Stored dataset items
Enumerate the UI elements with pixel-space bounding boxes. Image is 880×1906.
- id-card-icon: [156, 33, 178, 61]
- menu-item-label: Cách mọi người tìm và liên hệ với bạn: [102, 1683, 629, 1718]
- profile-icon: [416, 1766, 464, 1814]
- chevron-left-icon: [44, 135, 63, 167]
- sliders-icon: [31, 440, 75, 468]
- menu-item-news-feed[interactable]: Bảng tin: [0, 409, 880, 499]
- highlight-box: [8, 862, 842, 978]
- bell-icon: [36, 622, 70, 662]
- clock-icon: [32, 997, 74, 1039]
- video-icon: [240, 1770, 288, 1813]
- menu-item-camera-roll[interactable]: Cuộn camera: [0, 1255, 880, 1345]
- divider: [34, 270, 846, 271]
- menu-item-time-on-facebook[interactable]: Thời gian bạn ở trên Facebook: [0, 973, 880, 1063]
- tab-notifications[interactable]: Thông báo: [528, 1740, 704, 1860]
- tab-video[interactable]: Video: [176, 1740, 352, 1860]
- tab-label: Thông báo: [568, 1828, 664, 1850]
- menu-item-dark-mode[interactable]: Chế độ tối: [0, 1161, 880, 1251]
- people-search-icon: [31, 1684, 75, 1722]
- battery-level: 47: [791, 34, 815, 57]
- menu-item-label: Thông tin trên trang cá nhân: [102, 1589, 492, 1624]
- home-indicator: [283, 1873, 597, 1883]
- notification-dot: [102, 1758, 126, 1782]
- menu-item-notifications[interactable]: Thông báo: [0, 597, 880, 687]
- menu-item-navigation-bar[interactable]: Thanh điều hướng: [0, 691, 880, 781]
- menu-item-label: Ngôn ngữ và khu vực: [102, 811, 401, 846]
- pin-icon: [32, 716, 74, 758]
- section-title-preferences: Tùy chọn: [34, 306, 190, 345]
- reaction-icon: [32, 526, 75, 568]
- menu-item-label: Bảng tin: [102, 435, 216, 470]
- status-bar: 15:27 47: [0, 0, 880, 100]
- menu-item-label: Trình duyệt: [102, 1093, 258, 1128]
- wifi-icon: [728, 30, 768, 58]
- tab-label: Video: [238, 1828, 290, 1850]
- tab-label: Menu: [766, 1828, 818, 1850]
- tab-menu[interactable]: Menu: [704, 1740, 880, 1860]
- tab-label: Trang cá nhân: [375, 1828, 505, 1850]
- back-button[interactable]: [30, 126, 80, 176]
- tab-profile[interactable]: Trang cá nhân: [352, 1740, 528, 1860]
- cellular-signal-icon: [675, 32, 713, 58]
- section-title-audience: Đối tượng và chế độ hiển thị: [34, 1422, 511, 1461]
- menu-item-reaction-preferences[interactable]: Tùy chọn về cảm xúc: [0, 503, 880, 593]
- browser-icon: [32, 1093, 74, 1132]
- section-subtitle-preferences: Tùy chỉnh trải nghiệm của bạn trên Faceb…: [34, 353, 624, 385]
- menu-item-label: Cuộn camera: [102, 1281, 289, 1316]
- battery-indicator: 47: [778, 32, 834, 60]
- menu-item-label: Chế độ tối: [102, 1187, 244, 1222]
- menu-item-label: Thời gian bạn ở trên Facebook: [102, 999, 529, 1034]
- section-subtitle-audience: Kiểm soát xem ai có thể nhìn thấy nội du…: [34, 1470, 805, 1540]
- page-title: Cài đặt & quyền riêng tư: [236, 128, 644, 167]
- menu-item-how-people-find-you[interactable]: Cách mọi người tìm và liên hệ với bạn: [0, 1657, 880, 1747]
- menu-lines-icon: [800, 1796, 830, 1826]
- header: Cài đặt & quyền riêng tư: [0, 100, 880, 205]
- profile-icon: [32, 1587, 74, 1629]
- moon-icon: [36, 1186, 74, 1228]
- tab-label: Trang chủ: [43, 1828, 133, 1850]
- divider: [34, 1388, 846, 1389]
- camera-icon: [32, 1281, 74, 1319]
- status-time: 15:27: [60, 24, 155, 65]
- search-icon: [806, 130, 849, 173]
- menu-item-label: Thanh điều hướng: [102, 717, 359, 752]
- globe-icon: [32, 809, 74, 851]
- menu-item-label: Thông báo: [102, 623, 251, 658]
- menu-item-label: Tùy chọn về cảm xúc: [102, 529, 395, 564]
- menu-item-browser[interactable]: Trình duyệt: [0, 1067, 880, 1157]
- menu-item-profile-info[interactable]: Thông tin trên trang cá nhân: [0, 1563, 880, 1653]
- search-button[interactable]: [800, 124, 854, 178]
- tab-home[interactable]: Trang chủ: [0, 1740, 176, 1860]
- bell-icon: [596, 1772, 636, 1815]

Direction: Reproduce the listing above, swapping every "menu-item-label" for "menu-text" and keeping everything else the same.

Final result:
Enumerate the UI elements with pixel-space bounding boxes. Image is 880×1906.
- id-card-icon: [156, 33, 178, 61]
- menu-text: Cách mọi người tìm và liên hệ với bạn: [102, 1683, 629, 1718]
- profile-icon: [416, 1766, 464, 1814]
- chevron-left-icon: [44, 135, 63, 167]
- sliders-icon: [31, 440, 75, 468]
- menu-item-news-feed[interactable]: Bảng tin: [0, 409, 880, 499]
- highlight-box: [8, 862, 842, 978]
- bell-icon: [36, 622, 70, 662]
- clock-icon: [32, 997, 74, 1039]
- video-icon: [240, 1770, 288, 1813]
- menu-item-camera-roll[interactable]: Cuộn camera: [0, 1255, 880, 1345]
- divider: [34, 270, 846, 271]
- menu-item-time-on-facebook[interactable]: Thời gian bạn ở trên Facebook: [0, 973, 880, 1063]
- tab-notifications[interactable]: Thông báo: [528, 1740, 704, 1860]
- tab-video[interactable]: Video: [176, 1740, 352, 1860]
- tab-label: Thông báo: [568, 1828, 664, 1850]
- menu-item-dark-mode[interactable]: Chế độ tối: [0, 1161, 880, 1251]
- people-search-icon: [31, 1684, 75, 1722]
- battery-level: 47: [791, 34, 815, 57]
- menu-text: Thông tin trên trang cá nhân: [102, 1589, 492, 1624]
- home-indicator: [283, 1873, 597, 1883]
- notification-dot: [102, 1758, 126, 1782]
- menu-item-notifications[interactable]: Thông báo: [0, 597, 880, 687]
- menu-item-navigation-bar[interactable]: Thanh điều hướng: [0, 691, 880, 781]
- menu-text: Ngôn ngữ và khu vực: [102, 811, 401, 846]
- pin-icon: [32, 716, 74, 758]
- section-title-preferences: Tùy chọn: [34, 306, 190, 345]
- reaction-icon: [32, 526, 75, 568]
- menu-text: Bảng tin: [102, 435, 216, 470]
- status-bar: 15:27 47: [0, 0, 880, 100]
- menu-text: Trình duyệt: [102, 1093, 258, 1128]
- wifi-icon: [728, 30, 768, 58]
- tab-label: Video: [238, 1828, 290, 1850]
- tab-label: Menu: [766, 1828, 818, 1850]
- tab-menu[interactable]: Menu: [704, 1740, 880, 1860]
- tab-label: Trang cá nhân: [375, 1828, 505, 1850]
- back-button[interactable]: [30, 126, 80, 176]
- tab-profile[interactable]: Trang cá nhân: [352, 1740, 528, 1860]
- cellular-signal-icon: [675, 32, 713, 58]
- section-title-audience: Đối tượng và chế độ hiển thị: [34, 1422, 511, 1461]
- menu-item-reaction-preferences[interactable]: Tùy chọn về cảm xúc: [0, 503, 880, 593]
- browser-icon: [32, 1093, 74, 1132]
- section-subtitle-preferences: Tùy chỉnh trải nghiệm của bạn trên Faceb…: [34, 353, 624, 385]
- menu-text: Cuộn camera: [102, 1281, 289, 1316]
- battery-indicator: 47: [778, 32, 834, 60]
- menu-text: Chế độ tối: [102, 1187, 244, 1222]
- menu-text: Thời gian bạn ở trên Facebook: [102, 999, 529, 1034]
- section-subtitle-audience: Kiểm soát xem ai có thể nhìn thấy nội du…: [34, 1470, 805, 1540]
- page-title: Cài đặt & quyền riêng tư: [236, 128, 644, 167]
- menu-item-how-people-find-you[interactable]: Cách mọi người tìm và liên hệ với bạn: [0, 1657, 880, 1747]
- menu-lines-icon: [800, 1796, 830, 1826]
- header: Cài đặt & quyền riêng tư: [0, 100, 880, 205]
- profile-icon: [32, 1587, 74, 1629]
- moon-icon: [36, 1186, 74, 1228]
- tab-label: Trang chủ: [43, 1828, 133, 1850]
- divider: [34, 1388, 846, 1389]
- camera-icon: [32, 1281, 74, 1319]
- status-time: 15:27: [60, 24, 155, 65]
- search-icon: [806, 130, 849, 173]
- menu-text: Thanh điều hướng: [102, 717, 359, 752]
- globe-icon: [32, 809, 74, 851]
- menu-text: Thông báo: [102, 623, 251, 658]
- menu-text: Tùy chọn về cảm xúc: [102, 529, 395, 564]
- menu-item-browser[interactable]: Trình duyệt: [0, 1067, 880, 1157]
- menu-item-profile-info[interactable]: Thông tin trên trang cá nhân: [0, 1563, 880, 1653]
- search-button[interactable]: [800, 124, 854, 178]
- tab-home[interactable]: Trang chủ: [0, 1740, 176, 1860]
- bell-icon: [596, 1772, 636, 1815]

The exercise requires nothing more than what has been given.